**The exercise**
Without the pictures, print each of the records below exactly as it appears.
======== Dataset entries
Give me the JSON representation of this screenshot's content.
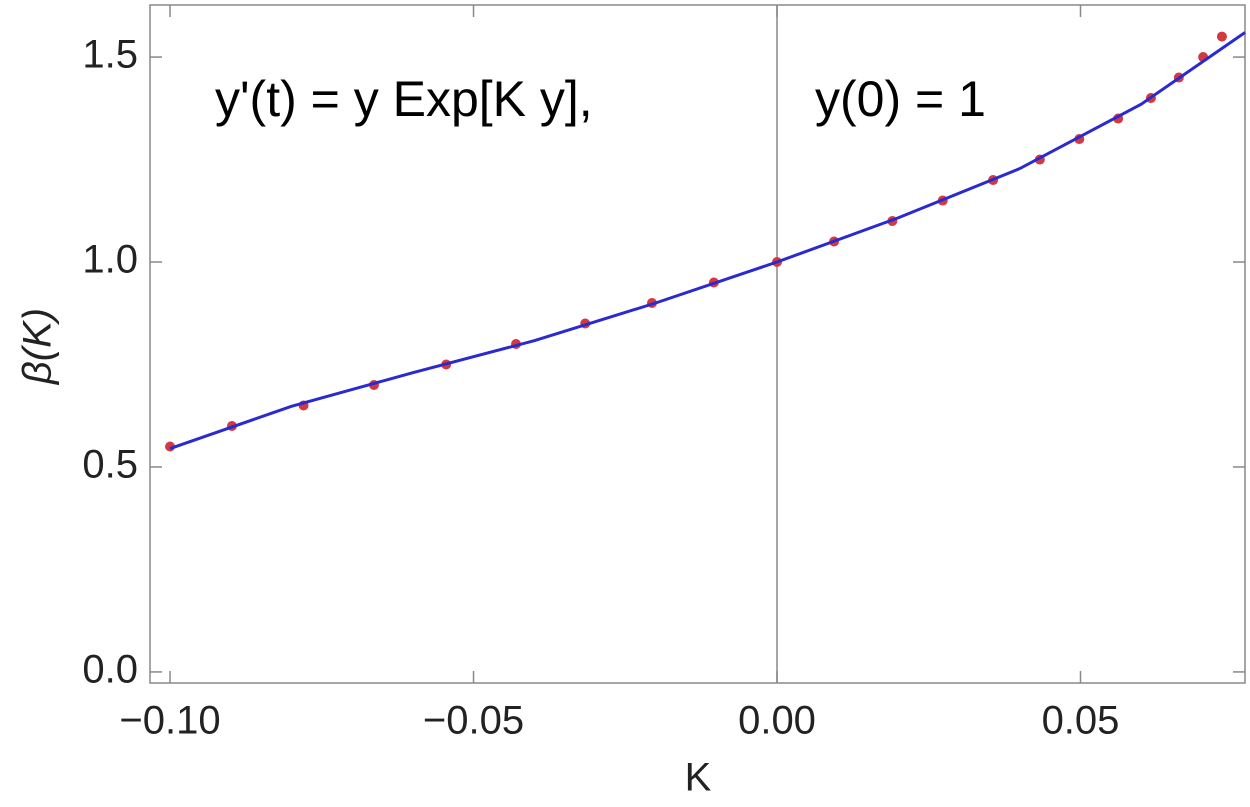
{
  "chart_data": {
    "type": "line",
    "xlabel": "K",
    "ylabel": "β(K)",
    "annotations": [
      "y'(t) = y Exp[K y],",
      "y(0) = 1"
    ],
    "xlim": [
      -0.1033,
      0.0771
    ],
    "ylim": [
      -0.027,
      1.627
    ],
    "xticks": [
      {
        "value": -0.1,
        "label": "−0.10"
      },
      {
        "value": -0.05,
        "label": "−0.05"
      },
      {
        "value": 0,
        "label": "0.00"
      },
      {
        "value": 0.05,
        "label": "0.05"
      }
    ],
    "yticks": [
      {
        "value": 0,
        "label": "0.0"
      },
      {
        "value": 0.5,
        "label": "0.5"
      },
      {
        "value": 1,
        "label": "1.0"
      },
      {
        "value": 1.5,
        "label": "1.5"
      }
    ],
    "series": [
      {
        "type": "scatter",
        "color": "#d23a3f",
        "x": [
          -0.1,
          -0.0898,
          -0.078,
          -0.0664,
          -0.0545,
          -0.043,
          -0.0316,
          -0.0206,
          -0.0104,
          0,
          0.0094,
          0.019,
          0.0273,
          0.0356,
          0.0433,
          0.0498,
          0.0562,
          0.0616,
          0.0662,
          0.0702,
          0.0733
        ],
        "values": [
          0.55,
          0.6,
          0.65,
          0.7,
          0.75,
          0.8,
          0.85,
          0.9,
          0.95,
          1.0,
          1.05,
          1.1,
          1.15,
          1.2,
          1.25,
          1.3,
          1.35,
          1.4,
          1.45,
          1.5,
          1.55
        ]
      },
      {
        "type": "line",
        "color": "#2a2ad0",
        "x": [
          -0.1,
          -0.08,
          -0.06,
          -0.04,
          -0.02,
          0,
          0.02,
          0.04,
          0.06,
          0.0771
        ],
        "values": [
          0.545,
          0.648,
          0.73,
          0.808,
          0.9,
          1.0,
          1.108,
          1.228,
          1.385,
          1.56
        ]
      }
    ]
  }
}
================
**Exercise result**
Give me the JSON representation of this screenshot's content.
{
  "chart_data": {
    "type": "line",
    "xlabel": "K",
    "ylabel": "β(K)",
    "annotations": [
      "y'(t) = y Exp[K y],",
      "y(0) = 1"
    ],
    "xlim": [
      -0.1033,
      0.0771
    ],
    "ylim": [
      -0.027,
      1.627
    ],
    "xticks": [
      {
        "value": -0.1,
        "label": "−0.10"
      },
      {
        "value": -0.05,
        "label": "−0.05"
      },
      {
        "value": 0,
        "label": "0.00"
      },
      {
        "value": 0.05,
        "label": "0.05"
      }
    ],
    "yticks": [
      {
        "value": 0,
        "label": "0.0"
      },
      {
        "value": 0.5,
        "label": "0.5"
      },
      {
        "value": 1,
        "label": "1.0"
      },
      {
        "value": 1.5,
        "label": "1.5"
      }
    ],
    "series": [
      {
        "type": "scatter",
        "color": "#d23a3f",
        "x": [
          -0.1,
          -0.0898,
          -0.078,
          -0.0664,
          -0.0545,
          -0.043,
          -0.0316,
          -0.0206,
          -0.0104,
          0,
          0.0094,
          0.019,
          0.0273,
          0.0356,
          0.0433,
          0.0498,
          0.0562,
          0.0616,
          0.0662,
          0.0702,
          0.0733
        ],
        "values": [
          0.55,
          0.6,
          0.65,
          0.7,
          0.75,
          0.8,
          0.85,
          0.9,
          0.95,
          1.0,
          1.05,
          1.1,
          1.15,
          1.2,
          1.25,
          1.3,
          1.35,
          1.4,
          1.45,
          1.5,
          1.55
        ]
      },
      {
        "type": "line",
        "color": "#2a2ad0",
        "x": [
          -0.1,
          -0.08,
          -0.06,
          -0.04,
          -0.02,
          0,
          0.02,
          0.04,
          0.06,
          0.0771
        ],
        "values": [
          0.545,
          0.648,
          0.73,
          0.808,
          0.9,
          1.0,
          1.108,
          1.228,
          1.385,
          1.56
        ]
      }
    ]
  }
}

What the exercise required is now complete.